Task to carry out → Can the data below be echoed back word for word?

Stored items from a collection

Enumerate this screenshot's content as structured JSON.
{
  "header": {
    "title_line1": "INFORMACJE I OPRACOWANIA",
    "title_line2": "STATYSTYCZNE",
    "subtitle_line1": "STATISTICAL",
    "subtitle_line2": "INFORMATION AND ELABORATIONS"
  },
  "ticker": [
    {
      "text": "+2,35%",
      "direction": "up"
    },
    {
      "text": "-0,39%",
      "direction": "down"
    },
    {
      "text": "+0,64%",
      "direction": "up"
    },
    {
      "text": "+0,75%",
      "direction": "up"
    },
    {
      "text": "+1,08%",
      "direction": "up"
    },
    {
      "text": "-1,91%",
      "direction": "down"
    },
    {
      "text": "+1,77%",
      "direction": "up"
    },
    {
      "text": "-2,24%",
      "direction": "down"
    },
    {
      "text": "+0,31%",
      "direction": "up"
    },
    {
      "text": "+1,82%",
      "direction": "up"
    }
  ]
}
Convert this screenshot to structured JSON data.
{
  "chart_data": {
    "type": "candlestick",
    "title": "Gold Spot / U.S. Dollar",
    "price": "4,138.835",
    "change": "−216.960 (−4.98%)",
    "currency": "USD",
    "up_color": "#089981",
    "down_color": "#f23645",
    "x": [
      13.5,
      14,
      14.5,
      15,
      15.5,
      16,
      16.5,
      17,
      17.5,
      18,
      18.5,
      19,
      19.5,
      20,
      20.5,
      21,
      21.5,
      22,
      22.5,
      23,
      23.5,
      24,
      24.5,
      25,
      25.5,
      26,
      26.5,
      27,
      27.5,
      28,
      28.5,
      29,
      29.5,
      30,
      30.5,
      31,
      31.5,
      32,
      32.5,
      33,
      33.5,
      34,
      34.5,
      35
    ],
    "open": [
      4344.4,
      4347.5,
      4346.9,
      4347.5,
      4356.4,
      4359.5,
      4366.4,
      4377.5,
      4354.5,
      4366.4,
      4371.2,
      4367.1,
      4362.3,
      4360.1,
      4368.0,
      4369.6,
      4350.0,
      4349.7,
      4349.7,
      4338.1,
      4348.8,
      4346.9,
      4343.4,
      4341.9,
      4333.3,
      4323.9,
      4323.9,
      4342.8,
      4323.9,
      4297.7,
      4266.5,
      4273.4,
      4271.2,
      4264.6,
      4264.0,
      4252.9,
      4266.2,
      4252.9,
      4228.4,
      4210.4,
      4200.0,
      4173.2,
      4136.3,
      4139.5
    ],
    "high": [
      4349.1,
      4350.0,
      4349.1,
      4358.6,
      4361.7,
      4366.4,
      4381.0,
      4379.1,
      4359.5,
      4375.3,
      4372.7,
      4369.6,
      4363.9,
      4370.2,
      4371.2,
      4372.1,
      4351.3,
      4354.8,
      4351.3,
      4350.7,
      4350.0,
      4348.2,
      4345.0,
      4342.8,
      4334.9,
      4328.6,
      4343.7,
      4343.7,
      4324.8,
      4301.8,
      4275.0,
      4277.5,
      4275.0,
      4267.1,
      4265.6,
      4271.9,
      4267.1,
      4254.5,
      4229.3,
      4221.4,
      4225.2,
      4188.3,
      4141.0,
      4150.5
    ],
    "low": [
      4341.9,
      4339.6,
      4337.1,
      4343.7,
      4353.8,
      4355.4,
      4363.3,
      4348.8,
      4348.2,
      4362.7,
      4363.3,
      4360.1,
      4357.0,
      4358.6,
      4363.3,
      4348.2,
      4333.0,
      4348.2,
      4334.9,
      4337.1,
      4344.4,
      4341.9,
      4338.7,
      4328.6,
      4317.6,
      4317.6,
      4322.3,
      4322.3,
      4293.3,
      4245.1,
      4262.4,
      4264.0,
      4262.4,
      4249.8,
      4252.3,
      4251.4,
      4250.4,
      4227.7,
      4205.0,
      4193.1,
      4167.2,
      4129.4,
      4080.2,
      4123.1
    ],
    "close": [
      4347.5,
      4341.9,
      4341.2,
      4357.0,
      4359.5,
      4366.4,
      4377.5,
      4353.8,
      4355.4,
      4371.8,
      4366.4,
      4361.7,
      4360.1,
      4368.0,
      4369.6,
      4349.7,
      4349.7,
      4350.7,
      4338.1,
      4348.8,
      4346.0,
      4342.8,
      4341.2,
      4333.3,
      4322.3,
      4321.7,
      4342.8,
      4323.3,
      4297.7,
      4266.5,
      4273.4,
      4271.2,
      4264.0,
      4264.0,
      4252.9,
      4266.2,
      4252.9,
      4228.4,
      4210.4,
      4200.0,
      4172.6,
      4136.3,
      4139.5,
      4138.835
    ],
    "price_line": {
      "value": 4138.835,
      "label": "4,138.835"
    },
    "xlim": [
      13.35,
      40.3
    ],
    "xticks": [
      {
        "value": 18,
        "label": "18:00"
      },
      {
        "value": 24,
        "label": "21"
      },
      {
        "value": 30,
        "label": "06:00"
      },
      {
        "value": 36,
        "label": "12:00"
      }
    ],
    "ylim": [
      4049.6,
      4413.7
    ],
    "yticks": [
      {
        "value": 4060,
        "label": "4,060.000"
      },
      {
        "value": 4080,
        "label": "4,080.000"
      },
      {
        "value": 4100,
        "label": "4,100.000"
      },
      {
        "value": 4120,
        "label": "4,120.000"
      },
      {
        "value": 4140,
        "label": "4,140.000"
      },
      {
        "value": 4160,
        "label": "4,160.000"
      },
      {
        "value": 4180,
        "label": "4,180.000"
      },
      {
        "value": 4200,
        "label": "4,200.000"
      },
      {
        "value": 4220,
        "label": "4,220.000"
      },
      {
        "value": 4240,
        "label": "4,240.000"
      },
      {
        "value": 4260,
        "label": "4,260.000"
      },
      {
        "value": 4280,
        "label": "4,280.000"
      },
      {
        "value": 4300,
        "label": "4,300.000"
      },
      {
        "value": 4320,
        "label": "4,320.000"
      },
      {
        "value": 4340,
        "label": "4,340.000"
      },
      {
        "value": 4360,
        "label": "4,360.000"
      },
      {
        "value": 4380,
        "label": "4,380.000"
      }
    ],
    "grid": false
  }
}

Task answer →
Enumerate this screenshot's content as structured JSON.
{
  "header": {
    "title_line1": "INFORMACJE I OPRACOWANIA",
    "title_line2": "STATYSTYCZNE",
    "subtitle_line1": "STATISTICAL",
    "subtitle_line2": "INFORMATION AND ELABORATIONS"
  },
  "ticker": [
    {
      "text": "+2,35%",
      "direction": "up"
    },
    {
      "text": "-0,39%",
      "direction": "down"
    },
    {
      "text": "+0,64%",
      "direction": "up"
    },
    {
      "text": "+0,75%",
      "direction": "up"
    },
    {
      "text": "+1,08%",
      "direction": "up"
    },
    {
      "text": "-1,91%",
      "direction": "down"
    },
    {
      "text": "+1,77%",
      "direction": "up"
    },
    {
      "text": "-2,24%",
      "direction": "down"
    },
    {
      "text": "+0,31%",
      "direction": "up"
    },
    {
      "text": "+1,82%",
      "direction": "up"
    }
  ]
}
Convert this screenshot to structured JSON data.
{
  "chart_data": {
    "type": "candlestick",
    "title": "Gold Spot / U.S. Dollar",
    "price": "4,138.835",
    "change": "−216.960 (−4.98%)",
    "currency": "USD",
    "up_color": "#089981",
    "down_color": "#f23645",
    "x": [
      13.5,
      14,
      14.5,
      15,
      15.5,
      16,
      16.5,
      17,
      17.5,
      18,
      18.5,
      19,
      19.5,
      20,
      20.5,
      21,
      21.5,
      22,
      22.5,
      23,
      23.5,
      24,
      24.5,
      25,
      25.5,
      26,
      26.5,
      27,
      27.5,
      28,
      28.5,
      29,
      29.5,
      30,
      30.5,
      31,
      31.5,
      32,
      32.5,
      33,
      33.5,
      34,
      34.5,
      35
    ],
    "open": [
      4344.4,
      4347.5,
      4346.9,
      4347.5,
      4356.4,
      4359.5,
      4366.4,
      4377.5,
      4354.5,
      4366.4,
      4371.2,
      4367.1,
      4362.3,
      4360.1,
      4368.0,
      4369.6,
      4350.0,
      4349.7,
      4349.7,
      4338.1,
      4348.8,
      4346.9,
      4343.4,
      4341.9,
      4333.3,
      4323.9,
      4323.9,
      4342.8,
      4323.9,
      4297.7,
      4266.5,
      4273.4,
      4271.2,
      4264.6,
      4264.0,
      4252.9,
      4266.2,
      4252.9,
      4228.4,
      4210.4,
      4200.0,
      4173.2,
      4136.3,
      4139.5
    ],
    "high": [
      4349.1,
      4350.0,
      4349.1,
      4358.6,
      4361.7,
      4366.4,
      4381.0,
      4379.1,
      4359.5,
      4375.3,
      4372.7,
      4369.6,
      4363.9,
      4370.2,
      4371.2,
      4372.1,
      4351.3,
      4354.8,
      4351.3,
      4350.7,
      4350.0,
      4348.2,
      4345.0,
      4342.8,
      4334.9,
      4328.6,
      4343.7,
      4343.7,
      4324.8,
      4301.8,
      4275.0,
      4277.5,
      4275.0,
      4267.1,
      4265.6,
      4271.9,
      4267.1,
      4254.5,
      4229.3,
      4221.4,
      4225.2,
      4188.3,
      4141.0,
      4150.5
    ],
    "low": [
      4341.9,
      4339.6,
      4337.1,
      4343.7,
      4353.8,
      4355.4,
      4363.3,
      4348.8,
      4348.2,
      4362.7,
      4363.3,
      4360.1,
      4357.0,
      4358.6,
      4363.3,
      4348.2,
      4333.0,
      4348.2,
      4334.9,
      4337.1,
      4344.4,
      4341.9,
      4338.7,
      4328.6,
      4317.6,
      4317.6,
      4322.3,
      4322.3,
      4293.3,
      4245.1,
      4262.4,
      4264.0,
      4262.4,
      4249.8,
      4252.3,
      4251.4,
      4250.4,
      4227.7,
      4205.0,
      4193.1,
      4167.2,
      4129.4,
      4080.2,
      4123.1
    ],
    "close": [
      4347.5,
      4341.9,
      4341.2,
      4357.0,
      4359.5,
      4366.4,
      4377.5,
      4353.8,
      4355.4,
      4371.8,
      4366.4,
      4361.7,
      4360.1,
      4368.0,
      4369.6,
      4349.7,
      4349.7,
      4350.7,
      4338.1,
      4348.8,
      4346.0,
      4342.8,
      4341.2,
      4333.3,
      4322.3,
      4321.7,
      4342.8,
      4323.3,
      4297.7,
      4266.5,
      4273.4,
      4271.2,
      4264.0,
      4264.0,
      4252.9,
      4266.2,
      4252.9,
      4228.4,
      4210.4,
      4200.0,
      4172.6,
      4136.3,
      4139.5,
      4138.835
    ],
    "price_line": {
      "value": 4138.835,
      "label": "4,138.835"
    },
    "xlim": [
      13.35,
      40.3
    ],
    "xticks": [
      {
        "value": 18,
        "label": "18:00"
      },
      {
        "value": 24,
        "label": "21"
      },
      {
        "value": 30,
        "label": "06:00"
      },
      {
        "value": 36,
        "label": "12:00"
      }
    ],
    "ylim": [
      4049.6,
      4413.7
    ],
    "yticks": [
      {
        "value": 4060,
        "label": "4,060.000"
      },
      {
        "value": 4080,
        "label": "4,080.000"
      },
      {
        "value": 4100,
        "label": "4,100.000"
      },
      {
        "value": 4120,
        "label": "4,120.000"
      },
      {
        "value": 4140,
        "label": "4,140.000"
      },
      {
        "value": 4160,
        "label": "4,160.000"
      },
      {
        "value": 4180,
        "label": "4,180.000"
      },
      {
        "value": 4200,
        "label": "4,200.000"
      },
      {
        "value": 4220,
        "label": "4,220.000"
      },
      {
        "value": 4240,
        "label": "4,240.000"
      },
      {
        "value": 4260,
        "label": "4,260.000"
      },
      {
        "value": 4280,
        "label": "4,280.000"
      },
      {
        "value": 4300,
        "label": "4,300.000"
      },
      {
        "value": 4320,
        "label": "4,320.000"
      },
      {
        "value": 4340,
        "label": "4,340.000"
      },
      {
        "value": 4360,
        "label": "4,360.000"
      },
      {
        "value": 4380,
        "label": "4,380.000"
      }
    ],
    "grid": false
  }
}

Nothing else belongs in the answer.